*Directions*
Without the pictures, reproduce the records that follow exactly.
═══ Supplied data
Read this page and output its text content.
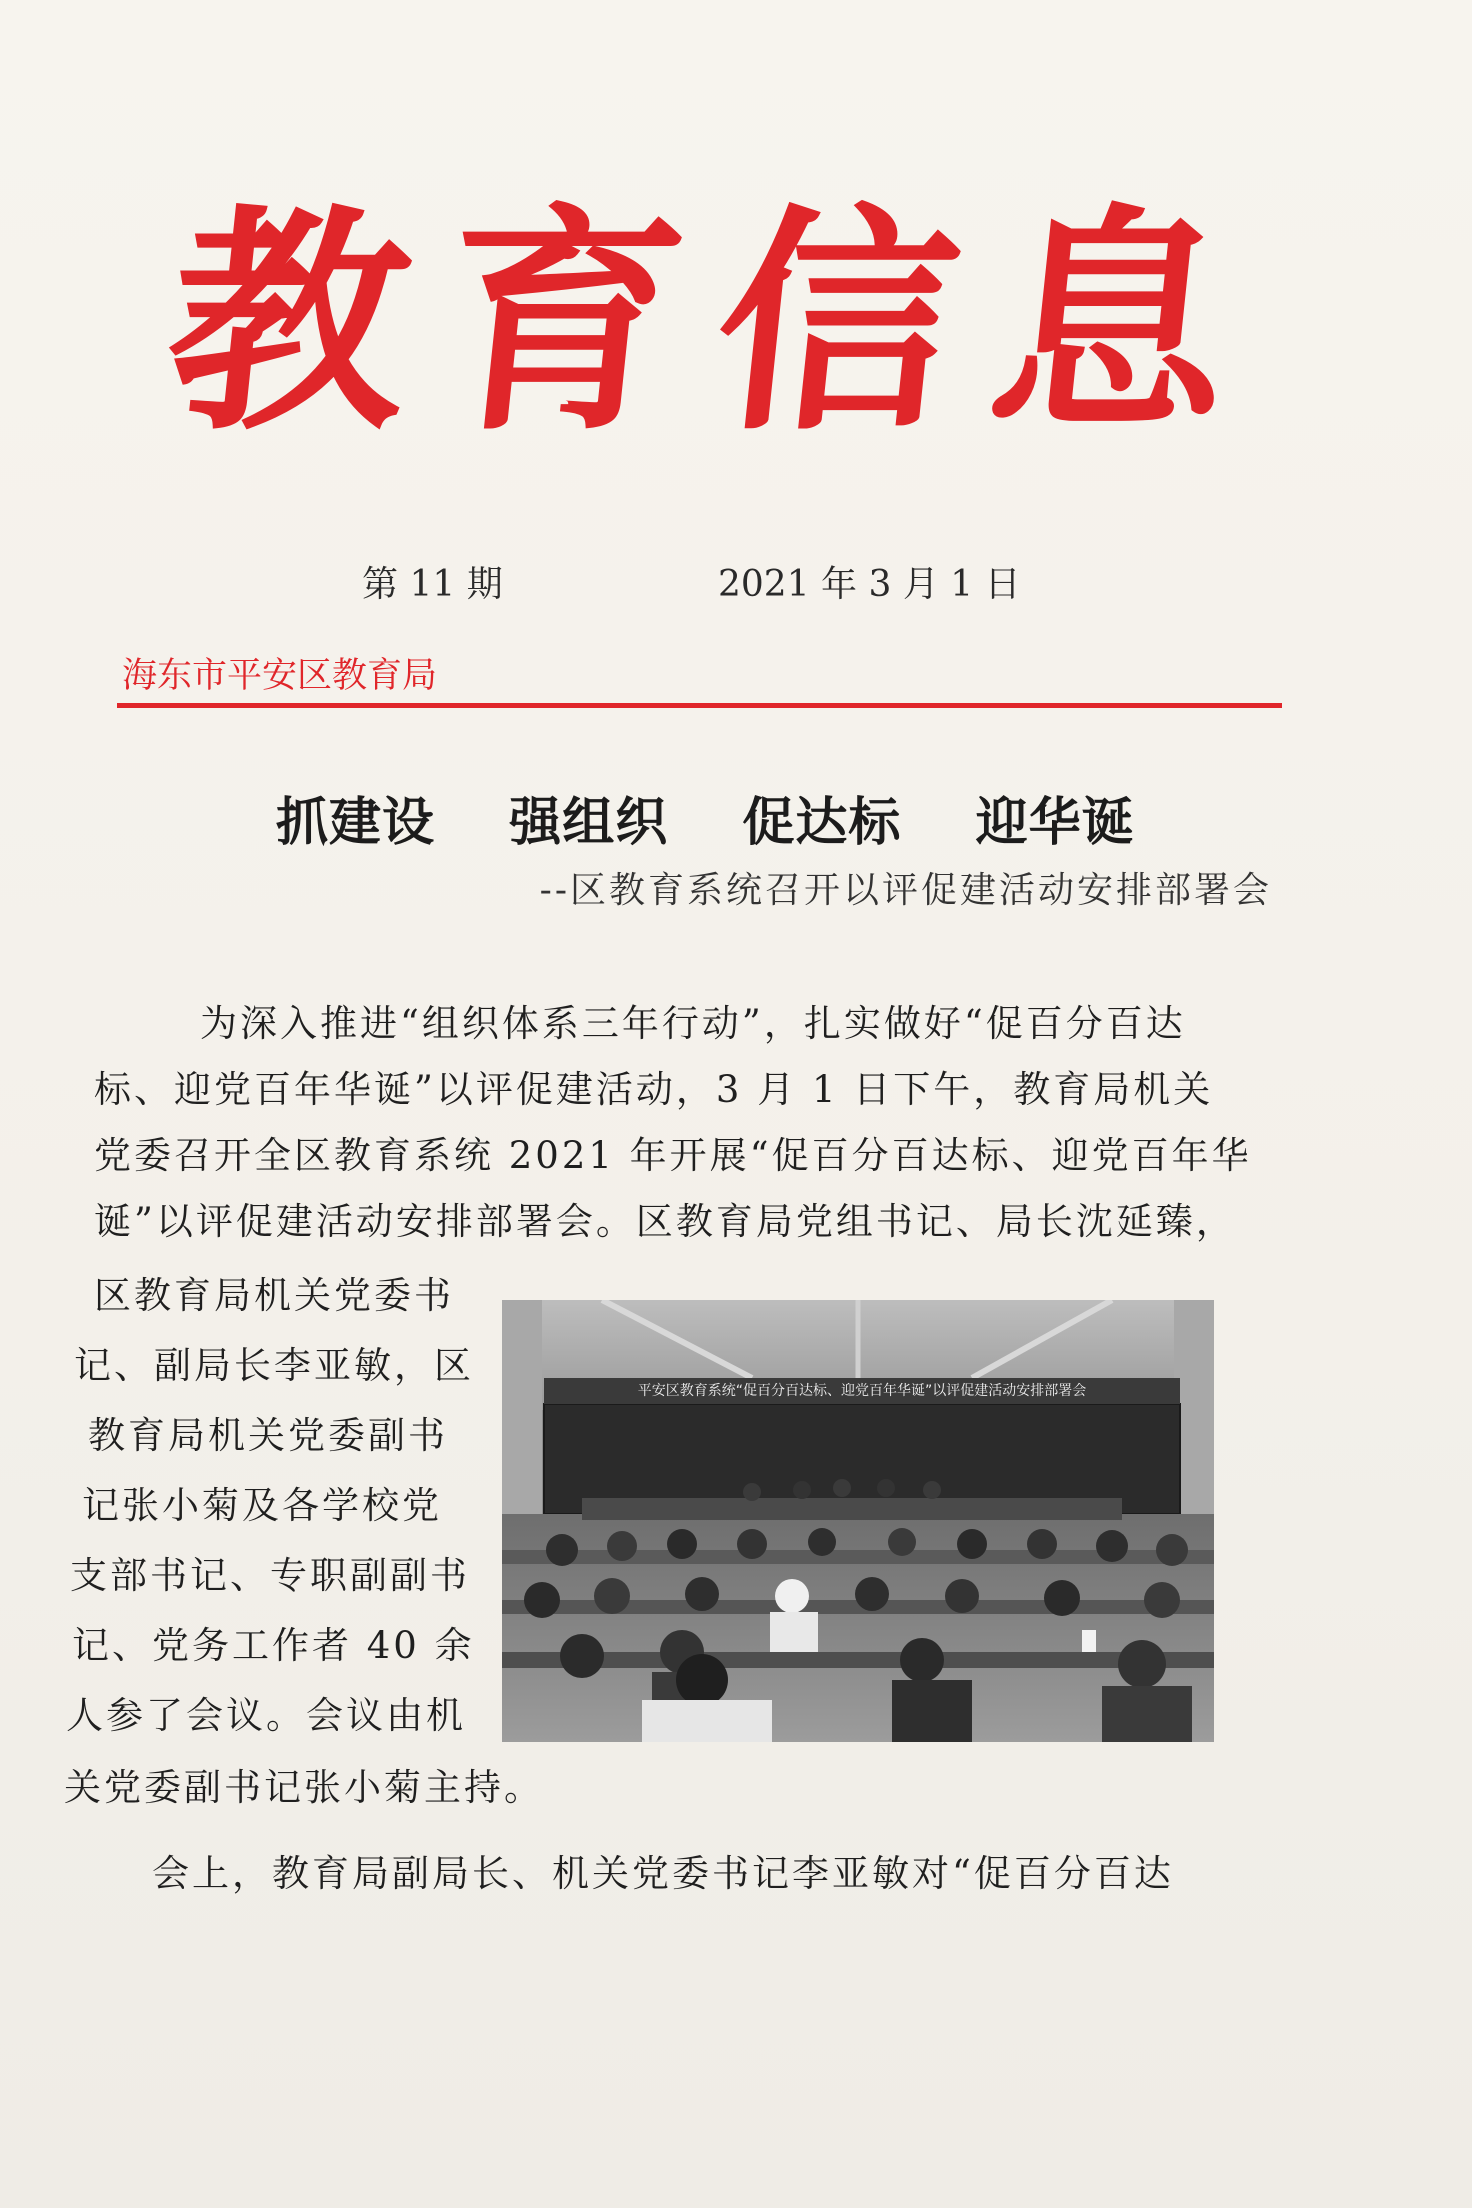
教 育 信 息
第 11 期	2021 年 3 月 1 日
海东市平安区教育局
抓建设  强组织  促达标  迎华诞
--区教育系统召开以评促建活动安排部署会
　　为深入推进“组织体系三年行动”，扎实做好“促百分百达
标、迎党百年华诞”以评促建活动，3 月 1 日下午，教育局机关
党委召开全区教育系统 2021 年开展“促百分百达标、迎党百年华
诞”以评促建活动安排部署会。区教育局党组书记、局长沈延臻，
区教育局机关党委书
记、副局长李亚敏，区
教育局机关党委副书
记张小菊及各学校党
支部书记、专职副副书
记、党务工作者 40 余
人参了会议。会议由机
关党委副书记张小菊主持。
　　会上，教育局副局长、机关党委书记李亚敏对“促百分百达
平安区教育系统“促百分百达标、迎党百年华诞”以评促建活动安排部署会
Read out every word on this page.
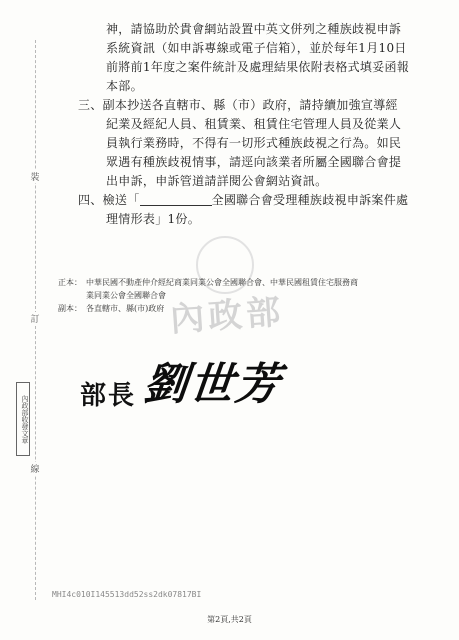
裝
訂
線
內政部收發文章

神，請協助於貴會網站設置中英文併列之種族歧視申訴

系統資訊（如申訴專線或電子信箱），並於每年1月10日

前將前1年度之案件統計及處理結果依附表格式填妥函報

本部。

三、副本抄送各直轄市、縣（市）政府，請持續加強宣導經

紀業及經紀人員、租賃業、租賃住宅管理人員及從業人

員執行業務時，不得有一切形式種族歧視之行為。如民

眾遇有種族歧視情事，請逕向該業者所屬全國聯合會提

出申訴，申訴管道請詳閱公會網站資訊。

四、檢送「	全國聯合會受理種族歧視申訴案件處

理情形表」1份。

正本： 中華民國不動產仲介經紀商業同業公會全國聯合會、中華民國租賃住宅服務商
業同業公會全國聯合會
副本： 各直轄市、縣(市)政府 內政部
部長 劉世芳
MHI4c010I145513dd52ss2dk07817BI
第2頁,共2頁
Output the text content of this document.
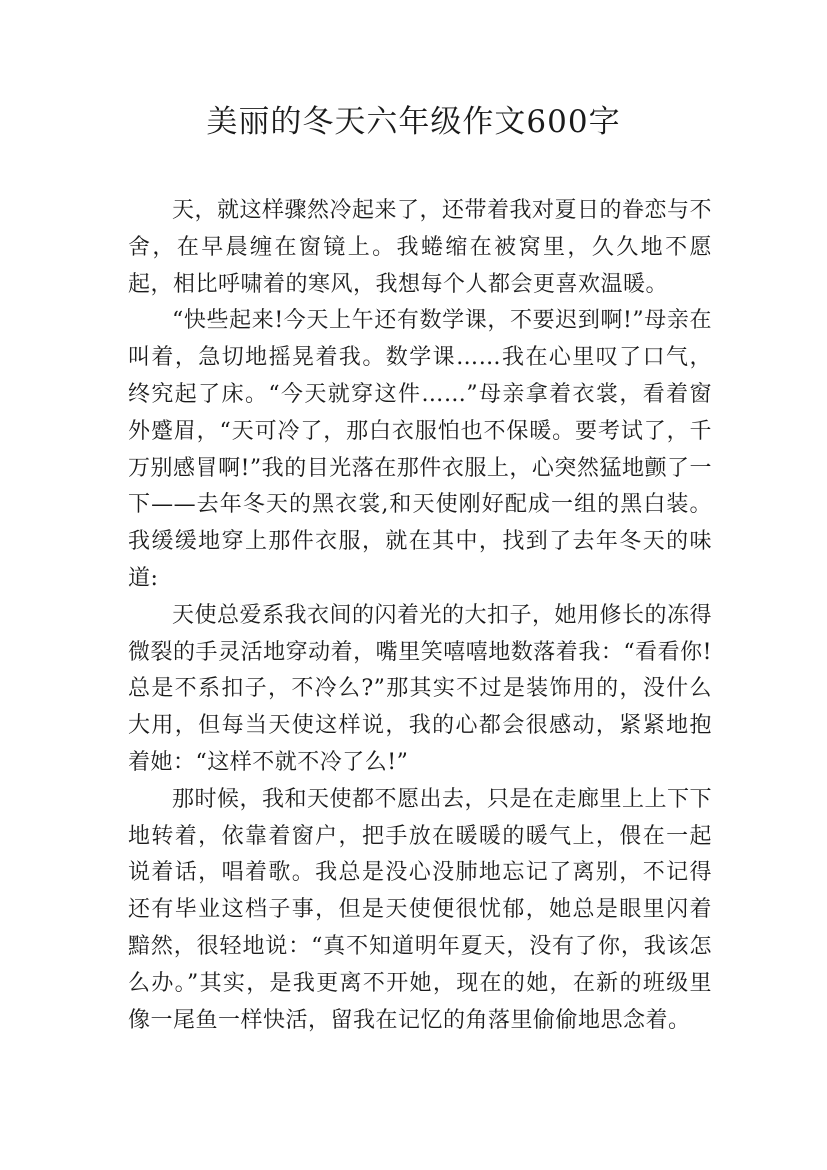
美丽的冬天六年级作文600字

天，就这样骤然冷起来了，还带着我对夏日的眷恋与不舍，在早晨缠在窗镜上。我蜷缩在被窝里，久久地不愿起，相比呼啸着的寒风，我想每个人都会更喜欢温暖。

“快些起来!今天上午还有数学课，不要迟到啊!”母亲在叫着，急切地摇晃着我。数学课……我在心里叹了口气，终究起了床。“今天就穿这件……”母亲拿着衣裳，看着窗外蹙眉，“天可冷了，那白衣服怕也不保暖。要考试了，千万别感冒啊!”我的目光落在那件衣服上，心突然猛地颤了一下——去年冬天的黑衣裳,和天使刚好配成一组的黑白装。我缓缓地穿上那件衣服，就在其中，找到了去年冬天的味道:

天使总爱系我衣间的闪着光的大扣子，她用修长的冻得微裂的手灵活地穿动着，嘴里笑嘻嘻地数落着我：“看看你!总是不系扣子，不冷么?”那其实不过是装饰用的，没什么大用，但每当天使这样说，我的心都会很感动，紧紧地抱着她：“这样不就不冷了么!”

那时候，我和天使都不愿出去，只是在走廊里上上下下地转着，依靠着窗户，把手放在暖暖的暖气上，偎在一起说着话，唱着歌。我总是没心没肺地忘记了离别，不记得还有毕业这档子事，但是天使便很忧郁，她总是眼里闪着黯然，很轻地说：“真不知道明年夏天，没有了你，我该怎么办。”其实，是我更离不开她，现在的她，在新的班级里像一尾鱼一样快活，留我在记忆的角落里偷偷地思念着。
══════
*In response*
Read this page and output its text content.
教 育 信 息
第 11 期	2021 年 3 月 1 日
海东市平安区教育局
抓建设  强组织  促达标  迎华诞
--区教育系统召开以评促建活动安排部署会
　　为深入推进“组织体系三年行动”，扎实做好“促百分百达
标、迎党百年华诞”以评促建活动，3 月 1 日下午，教育局机关
党委召开全区教育系统 2021 年开展“促百分百达标、迎党百年华
诞”以评促建活动安排部署会。区教育局党组书记、局长沈延臻，
区教育局机关党委书
记、副局长李亚敏，区
教育局机关党委副书
记张小菊及各学校党
支部书记、专职副副书
记、党务工作者 40 余
人参了会议。会议由机
关党委副书记张小菊主持。
　　会上，教育局副局长、机关党委书记李亚敏对“促百分百达
平安区教育系统“促百分百达标、迎党百年华诞”以评促建活动安排部署会
Read out every word on this page.
裝
訂
線
內政部收發文章

神，請協助於貴會網站設置中英文併列之種族歧視申訴

系統資訊（如申訴專線或電子信箱），並於每年1月10日

前將前1年度之案件統計及處理結果依附表格式填妥函報

本部。

三、副本抄送各直轄市、縣（市）政府，請持續加強宣導經

紀業及經紀人員、租賃業、租賃住宅管理人員及從業人

員執行業務時，不得有一切形式種族歧視之行為。如民

眾遇有種族歧視情事，請逕向該業者所屬全國聯合會提

出申訴，申訴管道請詳閱公會網站資訊。

四、檢送「	全國聯合會受理種族歧視申訴案件處

理情形表」1份。

正本： 中華民國不動產仲介經紀商業同業公會全國聯合會、中華民國租賃住宅服務商
業同業公會全國聯合會
副本： 各直轄市、縣(市)政府 內政部
部長 劉世芳
MHI4c010I145513dd52ss2dk07817BI
第2頁,共2頁
Output the text content of this document.
美丽的冬天六年级作文600字

天，就这样骤然冷起来了，还带着我对夏日的眷恋与不舍，在早晨缠在窗镜上。我蜷缩在被窝里，久久地不愿起，相比呼啸着的寒风，我想每个人都会更喜欢温暖。

“快些起来!今天上午还有数学课，不要迟到啊!”母亲在叫着，急切地摇晃着我。数学课……我在心里叹了口气，终究起了床。“今天就穿这件……”母亲拿着衣裳，看着窗外蹙眉，“天可冷了，那白衣服怕也不保暖。要考试了，千万别感冒啊!”我的目光落在那件衣服上，心突然猛地颤了一下——去年冬天的黑衣裳,和天使刚好配成一组的黑白装。我缓缓地穿上那件衣服，就在其中，找到了去年冬天的味道:

天使总爱系我衣间的闪着光的大扣子，她用修长的冻得微裂的手灵活地穿动着，嘴里笑嘻嘻地数落着我：“看看你!总是不系扣子，不冷么?”那其实不过是装饰用的，没什么大用，但每当天使这样说，我的心都会很感动，紧紧地抱着她：“这样不就不冷了么!”

那时候，我和天使都不愿出去，只是在走廊里上上下下地转着，依靠着窗户，把手放在暖暖的暖气上，偎在一起说着话，唱着歌。我总是没心没肺地忘记了离别，不记得还有毕业这档子事，但是天使便很忧郁，她总是眼里闪着黯然，很轻地说：“真不知道明年夏天，没有了你，我该怎么办。”其实，是我更离不开她，现在的她，在新的班级里像一尾鱼一样快活，留我在记忆的角落里偷偷地思念着。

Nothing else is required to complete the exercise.